Required work — Would you restate all the data that follows, word for word?

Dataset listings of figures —
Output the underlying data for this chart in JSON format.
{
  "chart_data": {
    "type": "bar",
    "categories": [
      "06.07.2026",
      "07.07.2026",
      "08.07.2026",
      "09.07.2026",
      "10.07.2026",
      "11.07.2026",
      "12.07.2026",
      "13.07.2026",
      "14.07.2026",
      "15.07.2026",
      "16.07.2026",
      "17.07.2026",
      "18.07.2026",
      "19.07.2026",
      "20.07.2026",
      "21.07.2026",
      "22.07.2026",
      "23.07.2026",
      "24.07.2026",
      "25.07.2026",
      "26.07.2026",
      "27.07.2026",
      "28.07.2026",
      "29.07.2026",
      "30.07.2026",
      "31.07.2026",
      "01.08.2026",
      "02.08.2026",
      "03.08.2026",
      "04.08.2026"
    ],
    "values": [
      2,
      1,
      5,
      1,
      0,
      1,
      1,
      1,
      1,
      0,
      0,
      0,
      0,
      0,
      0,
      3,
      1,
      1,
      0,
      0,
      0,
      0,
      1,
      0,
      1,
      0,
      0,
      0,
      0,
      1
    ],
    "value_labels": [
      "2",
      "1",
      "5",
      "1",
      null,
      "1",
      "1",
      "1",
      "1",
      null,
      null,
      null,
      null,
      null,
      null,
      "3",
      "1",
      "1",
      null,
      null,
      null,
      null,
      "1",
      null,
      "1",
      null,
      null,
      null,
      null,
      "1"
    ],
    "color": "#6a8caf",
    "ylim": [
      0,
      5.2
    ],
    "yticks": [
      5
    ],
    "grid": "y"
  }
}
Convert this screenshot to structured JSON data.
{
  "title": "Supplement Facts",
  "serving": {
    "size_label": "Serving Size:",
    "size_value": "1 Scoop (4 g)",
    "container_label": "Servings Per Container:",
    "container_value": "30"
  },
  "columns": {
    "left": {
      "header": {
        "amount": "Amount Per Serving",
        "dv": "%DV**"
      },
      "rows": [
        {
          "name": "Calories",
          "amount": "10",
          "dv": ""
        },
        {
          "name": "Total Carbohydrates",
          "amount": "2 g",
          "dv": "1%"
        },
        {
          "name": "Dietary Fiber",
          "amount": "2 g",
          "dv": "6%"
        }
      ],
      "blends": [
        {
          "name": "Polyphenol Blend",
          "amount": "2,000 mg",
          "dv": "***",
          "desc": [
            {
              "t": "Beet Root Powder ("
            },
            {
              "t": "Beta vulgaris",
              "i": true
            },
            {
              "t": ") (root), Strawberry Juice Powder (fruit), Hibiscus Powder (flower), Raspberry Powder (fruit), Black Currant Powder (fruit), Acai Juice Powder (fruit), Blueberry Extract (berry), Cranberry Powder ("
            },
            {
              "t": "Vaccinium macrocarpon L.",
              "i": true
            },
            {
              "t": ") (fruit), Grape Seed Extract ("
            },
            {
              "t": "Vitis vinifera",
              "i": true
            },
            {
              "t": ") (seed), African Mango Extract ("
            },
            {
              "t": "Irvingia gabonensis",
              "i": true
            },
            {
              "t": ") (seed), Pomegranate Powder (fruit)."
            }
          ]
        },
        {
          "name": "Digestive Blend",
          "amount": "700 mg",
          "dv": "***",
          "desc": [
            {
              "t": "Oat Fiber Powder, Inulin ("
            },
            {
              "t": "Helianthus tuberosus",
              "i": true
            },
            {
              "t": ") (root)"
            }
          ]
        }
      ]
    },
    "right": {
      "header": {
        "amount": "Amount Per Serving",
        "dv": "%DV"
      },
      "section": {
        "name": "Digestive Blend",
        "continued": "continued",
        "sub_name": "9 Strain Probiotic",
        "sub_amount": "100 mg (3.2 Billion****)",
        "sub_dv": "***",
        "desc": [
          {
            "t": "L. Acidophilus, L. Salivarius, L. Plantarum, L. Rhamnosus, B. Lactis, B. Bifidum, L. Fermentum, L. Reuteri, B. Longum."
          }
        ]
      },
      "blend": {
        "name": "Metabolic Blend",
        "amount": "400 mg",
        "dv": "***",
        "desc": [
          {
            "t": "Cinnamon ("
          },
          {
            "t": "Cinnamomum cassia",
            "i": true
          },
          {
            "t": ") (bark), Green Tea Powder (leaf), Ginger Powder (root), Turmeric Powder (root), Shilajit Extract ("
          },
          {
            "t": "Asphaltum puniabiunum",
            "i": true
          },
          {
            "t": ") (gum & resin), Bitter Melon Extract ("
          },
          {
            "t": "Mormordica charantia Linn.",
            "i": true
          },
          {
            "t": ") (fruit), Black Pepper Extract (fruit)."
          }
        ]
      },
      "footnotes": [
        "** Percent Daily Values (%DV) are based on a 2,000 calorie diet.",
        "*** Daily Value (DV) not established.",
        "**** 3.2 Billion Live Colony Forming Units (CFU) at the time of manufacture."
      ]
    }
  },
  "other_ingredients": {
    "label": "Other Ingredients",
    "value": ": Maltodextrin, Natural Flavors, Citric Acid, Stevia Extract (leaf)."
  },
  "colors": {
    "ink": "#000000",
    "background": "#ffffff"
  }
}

Task result —
Output the underlying data for this chart in JSON format.
{
  "chart_data": {
    "type": "bar",
    "categories": [
      "06.07.2026",
      "07.07.2026",
      "08.07.2026",
      "09.07.2026",
      "10.07.2026",
      "11.07.2026",
      "12.07.2026",
      "13.07.2026",
      "14.07.2026",
      "15.07.2026",
      "16.07.2026",
      "17.07.2026",
      "18.07.2026",
      "19.07.2026",
      "20.07.2026",
      "21.07.2026",
      "22.07.2026",
      "23.07.2026",
      "24.07.2026",
      "25.07.2026",
      "26.07.2026",
      "27.07.2026",
      "28.07.2026",
      "29.07.2026",
      "30.07.2026",
      "31.07.2026",
      "01.08.2026",
      "02.08.2026",
      "03.08.2026",
      "04.08.2026"
    ],
    "values": [
      2,
      1,
      5,
      1,
      0,
      1,
      1,
      1,
      1,
      0,
      0,
      0,
      0,
      0,
      0,
      3,
      1,
      1,
      0,
      0,
      0,
      0,
      1,
      0,
      1,
      0,
      0,
      0,
      0,
      1
    ],
    "value_labels": [
      "2",
      "1",
      "5",
      "1",
      null,
      "1",
      "1",
      "1",
      "1",
      null,
      null,
      null,
      null,
      null,
      null,
      "3",
      "1",
      "1",
      null,
      null,
      null,
      null,
      "1",
      null,
      "1",
      null,
      null,
      null,
      null,
      "1"
    ],
    "color": "#6a8caf",
    "ylim": [
      0,
      5.2
    ],
    "yticks": [
      5
    ],
    "grid": "y"
  }
}
Convert this screenshot to structured JSON data.
{
  "title": "Supplement Facts",
  "serving": {
    "size_label": "Serving Size:",
    "size_value": "1 Scoop (4 g)",
    "container_label": "Servings Per Container:",
    "container_value": "30"
  },
  "columns": {
    "left": {
      "header": {
        "amount": "Amount Per Serving",
        "dv": "%DV**"
      },
      "rows": [
        {
          "name": "Calories",
          "amount": "10",
          "dv": ""
        },
        {
          "name": "Total Carbohydrates",
          "amount": "2 g",
          "dv": "1%"
        },
        {
          "name": "Dietary Fiber",
          "amount": "2 g",
          "dv": "6%"
        }
      ],
      "blends": [
        {
          "name": "Polyphenol Blend",
          "amount": "2,000 mg",
          "dv": "***",
          "desc": [
            {
              "t": "Beet Root Powder ("
            },
            {
              "t": "Beta vulgaris",
              "i": true
            },
            {
              "t": ") (root), Strawberry Juice Powder (fruit), Hibiscus Powder (flower), Raspberry Powder (fruit), Black Currant Powder (fruit), Acai Juice Powder (fruit), Blueberry Extract (berry), Cranberry Powder ("
            },
            {
              "t": "Vaccinium macrocarpon L.",
              "i": true
            },
            {
              "t": ") (fruit), Grape Seed Extract ("
            },
            {
              "t": "Vitis vinifera",
              "i": true
            },
            {
              "t": ") (seed), African Mango Extract ("
            },
            {
              "t": "Irvingia gabonensis",
              "i": true
            },
            {
              "t": ") (seed), Pomegranate Powder (fruit)."
            }
          ]
        },
        {
          "name": "Digestive Blend",
          "amount": "700 mg",
          "dv": "***",
          "desc": [
            {
              "t": "Oat Fiber Powder, Inulin ("
            },
            {
              "t": "Helianthus tuberosus",
              "i": true
            },
            {
              "t": ") (root)"
            }
          ]
        }
      ]
    },
    "right": {
      "header": {
        "amount": "Amount Per Serving",
        "dv": "%DV"
      },
      "section": {
        "name": "Digestive Blend",
        "continued": "continued",
        "sub_name": "9 Strain Probiotic",
        "sub_amount": "100 mg (3.2 Billion****)",
        "sub_dv": "***",
        "desc": [
          {
            "t": "L. Acidophilus, L. Salivarius, L. Plantarum, L. Rhamnosus, B. Lactis, B. Bifidum, L. Fermentum, L. Reuteri, B. Longum."
          }
        ]
      },
      "blend": {
        "name": "Metabolic Blend",
        "amount": "400 mg",
        "dv": "***",
        "desc": [
          {
            "t": "Cinnamon ("
          },
          {
            "t": "Cinnamomum cassia",
            "i": true
          },
          {
            "t": ") (bark), Green Tea Powder (leaf), Ginger Powder (root), Turmeric Powder (root), Shilajit Extract ("
          },
          {
            "t": "Asphaltum puniabiunum",
            "i": true
          },
          {
            "t": ") (gum & resin), Bitter Melon Extract ("
          },
          {
            "t": "Mormordica charantia Linn.",
            "i": true
          },
          {
            "t": ") (fruit), Black Pepper Extract (fruit)."
          }
        ]
      },
      "footnotes": [
        "** Percent Daily Values (%DV) are based on a 2,000 calorie diet.",
        "*** Daily Value (DV) not established.",
        "**** 3.2 Billion Live Colony Forming Units (CFU) at the time of manufacture."
      ]
    }
  },
  "other_ingredients": {
    "label": "Other Ingredients",
    "value": ": Maltodextrin, Natural Flavors, Citric Acid, Stevia Extract (leaf)."
  },
  "colors": {
    "ink": "#000000",
    "background": "#ffffff"
  }
}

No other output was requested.